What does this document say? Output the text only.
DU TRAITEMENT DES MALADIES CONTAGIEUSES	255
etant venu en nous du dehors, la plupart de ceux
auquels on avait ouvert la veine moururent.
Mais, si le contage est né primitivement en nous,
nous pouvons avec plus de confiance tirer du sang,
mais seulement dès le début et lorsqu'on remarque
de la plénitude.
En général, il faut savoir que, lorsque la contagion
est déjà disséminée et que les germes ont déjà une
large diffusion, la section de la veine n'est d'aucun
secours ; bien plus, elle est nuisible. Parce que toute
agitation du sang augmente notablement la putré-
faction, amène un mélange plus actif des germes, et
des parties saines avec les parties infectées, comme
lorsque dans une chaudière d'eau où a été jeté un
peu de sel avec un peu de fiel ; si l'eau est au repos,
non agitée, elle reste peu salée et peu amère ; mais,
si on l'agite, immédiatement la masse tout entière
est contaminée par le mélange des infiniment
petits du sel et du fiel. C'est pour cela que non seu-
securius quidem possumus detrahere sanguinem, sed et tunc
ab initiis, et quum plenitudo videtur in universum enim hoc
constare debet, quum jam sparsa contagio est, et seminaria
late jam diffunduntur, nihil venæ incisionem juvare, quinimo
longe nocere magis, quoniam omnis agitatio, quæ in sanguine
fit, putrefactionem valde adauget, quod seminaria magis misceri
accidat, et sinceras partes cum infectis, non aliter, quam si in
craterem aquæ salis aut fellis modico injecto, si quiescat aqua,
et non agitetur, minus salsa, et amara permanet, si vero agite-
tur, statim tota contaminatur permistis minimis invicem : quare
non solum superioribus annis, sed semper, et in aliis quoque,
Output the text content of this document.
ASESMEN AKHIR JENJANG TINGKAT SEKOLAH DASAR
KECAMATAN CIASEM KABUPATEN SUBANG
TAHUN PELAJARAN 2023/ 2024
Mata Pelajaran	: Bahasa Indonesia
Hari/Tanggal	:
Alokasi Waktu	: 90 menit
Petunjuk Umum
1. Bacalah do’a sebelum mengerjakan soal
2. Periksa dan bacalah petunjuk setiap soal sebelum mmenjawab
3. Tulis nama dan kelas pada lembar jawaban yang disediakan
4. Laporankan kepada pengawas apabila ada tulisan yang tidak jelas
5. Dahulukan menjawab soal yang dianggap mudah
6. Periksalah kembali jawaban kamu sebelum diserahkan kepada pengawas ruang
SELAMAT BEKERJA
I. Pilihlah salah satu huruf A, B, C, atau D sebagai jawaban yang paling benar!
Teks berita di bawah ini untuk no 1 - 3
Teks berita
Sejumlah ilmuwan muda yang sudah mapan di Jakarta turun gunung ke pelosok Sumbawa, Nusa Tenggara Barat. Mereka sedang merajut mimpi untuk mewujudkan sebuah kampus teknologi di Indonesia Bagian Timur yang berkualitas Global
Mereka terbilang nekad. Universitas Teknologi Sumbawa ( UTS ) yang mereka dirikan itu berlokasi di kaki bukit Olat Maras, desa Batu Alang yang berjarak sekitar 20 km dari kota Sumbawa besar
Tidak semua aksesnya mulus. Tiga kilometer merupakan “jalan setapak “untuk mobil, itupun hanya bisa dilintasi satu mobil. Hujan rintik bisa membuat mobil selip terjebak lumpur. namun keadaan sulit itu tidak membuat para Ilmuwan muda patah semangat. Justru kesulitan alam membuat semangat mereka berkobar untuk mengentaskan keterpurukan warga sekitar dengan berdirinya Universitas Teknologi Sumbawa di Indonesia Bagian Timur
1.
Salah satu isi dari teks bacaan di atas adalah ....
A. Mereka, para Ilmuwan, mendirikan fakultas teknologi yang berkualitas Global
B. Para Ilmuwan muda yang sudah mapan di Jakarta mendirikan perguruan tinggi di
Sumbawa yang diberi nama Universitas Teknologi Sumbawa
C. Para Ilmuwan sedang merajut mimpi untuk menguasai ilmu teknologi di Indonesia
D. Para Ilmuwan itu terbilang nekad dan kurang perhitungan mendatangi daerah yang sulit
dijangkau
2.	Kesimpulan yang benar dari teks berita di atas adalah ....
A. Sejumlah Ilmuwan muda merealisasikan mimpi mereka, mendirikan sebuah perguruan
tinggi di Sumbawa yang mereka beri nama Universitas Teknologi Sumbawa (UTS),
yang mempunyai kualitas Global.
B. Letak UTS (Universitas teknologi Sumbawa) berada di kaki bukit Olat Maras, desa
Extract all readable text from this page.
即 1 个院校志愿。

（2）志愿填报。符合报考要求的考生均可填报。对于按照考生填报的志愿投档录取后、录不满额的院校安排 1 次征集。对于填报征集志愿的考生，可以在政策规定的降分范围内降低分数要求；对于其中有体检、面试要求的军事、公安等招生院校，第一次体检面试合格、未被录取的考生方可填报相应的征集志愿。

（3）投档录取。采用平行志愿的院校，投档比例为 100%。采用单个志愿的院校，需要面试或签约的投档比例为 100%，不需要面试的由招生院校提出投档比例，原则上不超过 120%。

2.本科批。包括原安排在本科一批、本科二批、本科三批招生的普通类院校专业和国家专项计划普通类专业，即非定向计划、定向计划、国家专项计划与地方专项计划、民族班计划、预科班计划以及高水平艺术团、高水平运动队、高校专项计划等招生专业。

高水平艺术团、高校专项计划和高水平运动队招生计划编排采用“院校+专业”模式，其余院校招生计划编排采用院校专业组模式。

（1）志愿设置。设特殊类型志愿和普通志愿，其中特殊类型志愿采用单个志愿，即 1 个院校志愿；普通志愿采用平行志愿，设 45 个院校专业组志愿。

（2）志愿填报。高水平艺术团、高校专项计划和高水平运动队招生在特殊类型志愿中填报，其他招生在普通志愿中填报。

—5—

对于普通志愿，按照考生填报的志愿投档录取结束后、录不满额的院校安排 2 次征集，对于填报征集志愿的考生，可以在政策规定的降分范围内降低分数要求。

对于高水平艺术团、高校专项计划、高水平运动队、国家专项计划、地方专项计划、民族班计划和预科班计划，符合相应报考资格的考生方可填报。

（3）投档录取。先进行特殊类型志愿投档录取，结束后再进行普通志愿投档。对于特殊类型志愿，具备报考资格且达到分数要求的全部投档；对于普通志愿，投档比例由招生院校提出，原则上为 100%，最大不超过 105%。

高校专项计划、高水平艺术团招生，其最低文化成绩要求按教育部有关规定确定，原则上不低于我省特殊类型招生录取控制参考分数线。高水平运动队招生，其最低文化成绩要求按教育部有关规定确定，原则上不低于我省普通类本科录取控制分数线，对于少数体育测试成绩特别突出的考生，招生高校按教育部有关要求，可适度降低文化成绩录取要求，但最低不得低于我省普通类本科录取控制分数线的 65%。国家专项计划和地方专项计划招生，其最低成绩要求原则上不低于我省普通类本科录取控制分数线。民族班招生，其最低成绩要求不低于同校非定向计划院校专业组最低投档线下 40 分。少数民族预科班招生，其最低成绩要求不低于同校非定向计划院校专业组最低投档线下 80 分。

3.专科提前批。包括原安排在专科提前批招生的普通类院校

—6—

* _EXERCISE REQUIREMENTS_
Using the data above, print every record exactly as shown.

* _THE REPLY_
What does this document say? Output the text only.
DU TRAITEMENT DES MALADIES CONTAGIEUSES	255
etant venu en nous du dehors, la plupart de ceux
auquels on avait ouvert la veine moururent.
Mais, si le contage est né primitivement en nous,
nous pouvons avec plus de confiance tirer du sang,
mais seulement dès le début et lorsqu'on remarque
de la plénitude.
En général, il faut savoir que, lorsque la contagion
est déjà disséminée et que les germes ont déjà une
large diffusion, la section de la veine n'est d'aucun
secours ; bien plus, elle est nuisible. Parce que toute
agitation du sang augmente notablement la putré-
faction, amène un mélange plus actif des germes, et
des parties saines avec les parties infectées, comme
lorsque dans une chaudière d'eau où a été jeté un
peu de sel avec un peu de fiel ; si l'eau est au repos,
non agitée, elle reste peu salée et peu amère ; mais,
si on l'agite, immédiatement la masse tout entière
est contaminée par le mélange des infiniment
petits du sel et du fiel. C'est pour cela que non seu-
securius quidem possumus detrahere sanguinem, sed et tunc
ab initiis, et quum plenitudo videtur in universum enim hoc
constare debet, quum jam sparsa contagio est, et seminaria
late jam diffunduntur, nihil venæ incisionem juvare, quinimo
longe nocere magis, quoniam omnis agitatio, quæ in sanguine
fit, putrefactionem valde adauget, quod seminaria magis misceri
accidat, et sinceras partes cum infectis, non aliter, quam si in
craterem aquæ salis aut fellis modico injecto, si quiescat aqua,
et non agitetur, minus salsa, et amara permanet, si vero agite-
tur, statim tota contaminatur permistis minimis invicem : quare
non solum superioribus annis, sed semper, et in aliis quoque,
Output the text content of this document.
ASESMEN AKHIR JENJANG TINGKAT SEKOLAH DASAR
KECAMATAN CIASEM KABUPATEN SUBANG
TAHUN PELAJARAN 2023/ 2024
Mata Pelajaran	: Bahasa Indonesia
Hari/Tanggal	:
Alokasi Waktu	: 90 menit
Petunjuk Umum
1. Bacalah do’a sebelum mengerjakan soal
2. Periksa dan bacalah petunjuk setiap soal sebelum mmenjawab
3. Tulis nama dan kelas pada lembar jawaban yang disediakan
4. Laporankan kepada pengawas apabila ada tulisan yang tidak jelas
5. Dahulukan menjawab soal yang dianggap mudah
6. Periksalah kembali jawaban kamu sebelum diserahkan kepada pengawas ruang
SELAMAT BEKERJA
I. Pilihlah salah satu huruf A, B, C, atau D sebagai jawaban yang paling benar!
Teks berita di bawah ini untuk no 1 - 3
Teks berita
Sejumlah ilmuwan muda yang sudah mapan di Jakarta turun gunung ke pelosok Sumbawa, Nusa Tenggara Barat. Mereka sedang merajut mimpi untuk mewujudkan sebuah kampus teknologi di Indonesia Bagian Timur yang berkualitas Global
Mereka terbilang nekad. Universitas Teknologi Sumbawa ( UTS ) yang mereka dirikan itu berlokasi di kaki bukit Olat Maras, desa Batu Alang yang berjarak sekitar 20 km dari kota Sumbawa besar
Tidak semua aksesnya mulus. Tiga kilometer merupakan “jalan setapak “untuk mobil, itupun hanya bisa dilintasi satu mobil. Hujan rintik bisa membuat mobil selip terjebak lumpur. namun keadaan sulit itu tidak membuat para Ilmuwan muda patah semangat. Justru kesulitan alam membuat semangat mereka berkobar untuk mengentaskan keterpurukan warga sekitar dengan berdirinya Universitas Teknologi Sumbawa di Indonesia Bagian Timur
1.
Salah satu isi dari teks bacaan di atas adalah ....
A. Mereka, para Ilmuwan, mendirikan fakultas teknologi yang berkualitas Global
B. Para Ilmuwan muda yang sudah mapan di Jakarta mendirikan perguruan tinggi di
Sumbawa yang diberi nama Universitas Teknologi Sumbawa
C. Para Ilmuwan sedang merajut mimpi untuk menguasai ilmu teknologi di Indonesia
D. Para Ilmuwan itu terbilang nekad dan kurang perhitungan mendatangi daerah yang sulit
dijangkau
2.	Kesimpulan yang benar dari teks berita di atas adalah ....
A. Sejumlah Ilmuwan muda merealisasikan mimpi mereka, mendirikan sebuah perguruan
tinggi di Sumbawa yang mereka beri nama Universitas Teknologi Sumbawa (UTS),
yang mempunyai kualitas Global.
B. Letak UTS (Universitas teknologi Sumbawa) berada di kaki bukit Olat Maras, desa
Extract all readable text from this page.
即 1 个院校志愿。

（2）志愿填报。符合报考要求的考生均可填报。对于按照考生填报的志愿投档录取后、录不满额的院校安排 1 次征集。对于填报征集志愿的考生，可以在政策规定的降分范围内降低分数要求；对于其中有体检、面试要求的军事、公安等招生院校，第一次体检面试合格、未被录取的考生方可填报相应的征集志愿。

（3）投档录取。采用平行志愿的院校，投档比例为 100%。采用单个志愿的院校，需要面试或签约的投档比例为 100%，不需要面试的由招生院校提出投档比例，原则上不超过 120%。

2.本科批。包括原安排在本科一批、本科二批、本科三批招生的普通类院校专业和国家专项计划普通类专业，即非定向计划、定向计划、国家专项计划与地方专项计划、民族班计划、预科班计划以及高水平艺术团、高水平运动队、高校专项计划等招生专业。

高水平艺术团、高校专项计划和高水平运动队招生计划编排采用“院校+专业”模式，其余院校招生计划编排采用院校专业组模式。

（1）志愿设置。设特殊类型志愿和普通志愿，其中特殊类型志愿采用单个志愿，即 1 个院校志愿；普通志愿采用平行志愿，设 45 个院校专业组志愿。

（2）志愿填报。高水平艺术团、高校专项计划和高水平运动队招生在特殊类型志愿中填报，其他招生在普通志愿中填报。

—5—

对于普通志愿，按照考生填报的志愿投档录取结束后、录不满额的院校安排 2 次征集，对于填报征集志愿的考生，可以在政策规定的降分范围内降低分数要求。

对于高水平艺术团、高校专项计划、高水平运动队、国家专项计划、地方专项计划、民族班计划和预科班计划，符合相应报考资格的考生方可填报。

（3）投档录取。先进行特殊类型志愿投档录取，结束后再进行普通志愿投档。对于特殊类型志愿，具备报考资格且达到分数要求的全部投档；对于普通志愿，投档比例由招生院校提出，原则上为 100%，最大不超过 105%。

高校专项计划、高水平艺术团招生，其最低文化成绩要求按教育部有关规定确定，原则上不低于我省特殊类型招生录取控制参考分数线。高水平运动队招生，其最低文化成绩要求按教育部有关规定确定，原则上不低于我省普通类本科录取控制分数线，对于少数体育测试成绩特别突出的考生，招生高校按教育部有关要求，可适度降低文化成绩录取要求，但最低不得低于我省普通类本科录取控制分数线的 65%。国家专项计划和地方专项计划招生，其最低成绩要求原则上不低于我省普通类本科录取控制分数线。民族班招生，其最低成绩要求不低于同校非定向计划院校专业组最低投档线下 40 分。少数民族预科班招生，其最低成绩要求不低于同校非定向计划院校专业组最低投档线下 80 分。

3.专科提前批。包括原安排在专科提前批招生的普通类院校

—6—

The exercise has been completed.